___ Information provided ___

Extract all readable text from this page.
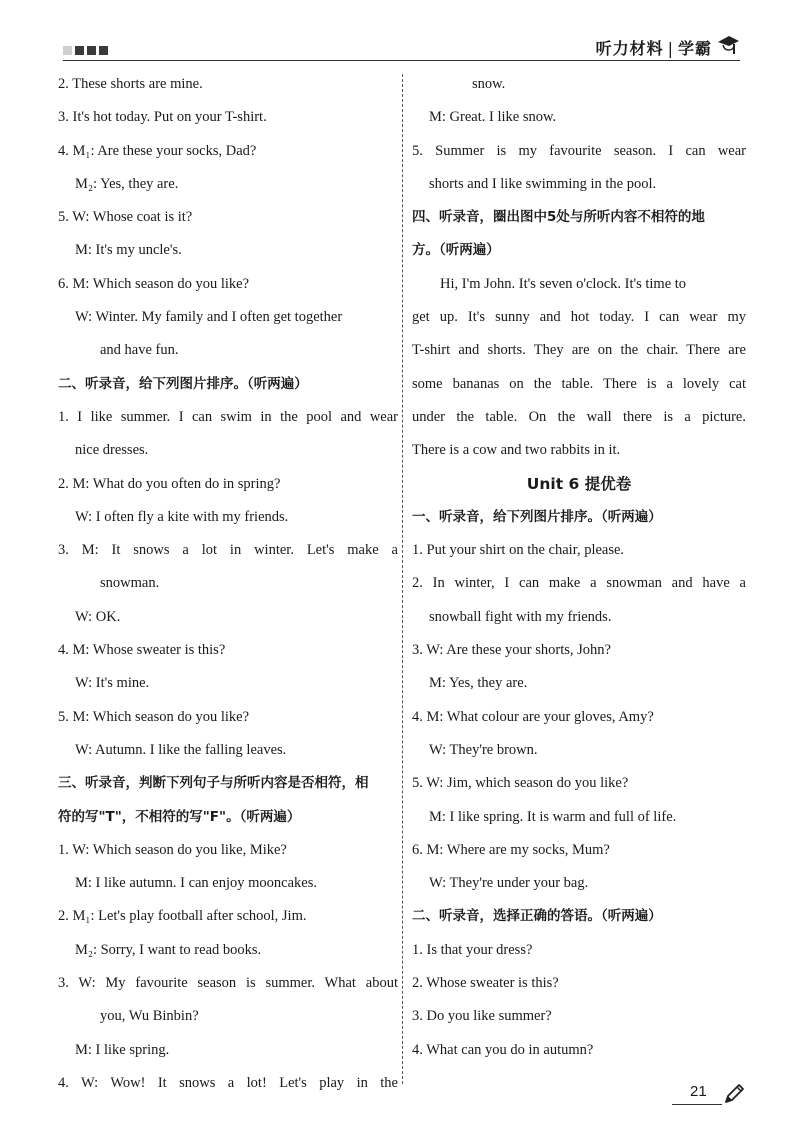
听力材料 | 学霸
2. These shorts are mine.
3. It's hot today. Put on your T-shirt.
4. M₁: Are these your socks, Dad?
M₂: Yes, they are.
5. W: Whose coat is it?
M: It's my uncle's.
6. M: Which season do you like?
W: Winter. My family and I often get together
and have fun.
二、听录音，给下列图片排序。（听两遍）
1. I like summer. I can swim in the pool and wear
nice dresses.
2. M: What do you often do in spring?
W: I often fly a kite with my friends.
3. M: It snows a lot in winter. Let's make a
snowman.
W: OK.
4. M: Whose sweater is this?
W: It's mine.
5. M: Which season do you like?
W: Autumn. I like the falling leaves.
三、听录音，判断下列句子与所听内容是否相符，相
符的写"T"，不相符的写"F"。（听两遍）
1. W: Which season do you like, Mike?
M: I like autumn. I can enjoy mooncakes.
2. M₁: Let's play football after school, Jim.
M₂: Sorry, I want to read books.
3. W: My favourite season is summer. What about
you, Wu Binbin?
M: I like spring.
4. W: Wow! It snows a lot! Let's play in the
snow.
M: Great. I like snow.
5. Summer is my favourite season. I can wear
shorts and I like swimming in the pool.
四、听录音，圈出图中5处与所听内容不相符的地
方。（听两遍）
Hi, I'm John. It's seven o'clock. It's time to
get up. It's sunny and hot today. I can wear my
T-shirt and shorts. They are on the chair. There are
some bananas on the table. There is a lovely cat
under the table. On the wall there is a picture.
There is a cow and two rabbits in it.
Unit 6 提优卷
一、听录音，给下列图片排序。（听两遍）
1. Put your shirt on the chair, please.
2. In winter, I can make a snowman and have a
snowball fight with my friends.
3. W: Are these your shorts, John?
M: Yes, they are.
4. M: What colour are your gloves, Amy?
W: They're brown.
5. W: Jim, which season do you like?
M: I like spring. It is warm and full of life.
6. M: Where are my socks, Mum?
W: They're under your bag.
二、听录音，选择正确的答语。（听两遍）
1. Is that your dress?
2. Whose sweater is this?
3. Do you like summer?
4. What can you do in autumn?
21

___

Your goal: Check every line of the data, and copy the ones that contain "favourite".

The answer:
3. W: My favourite season is summer. What about
5. Summer is my favourite season. I can wear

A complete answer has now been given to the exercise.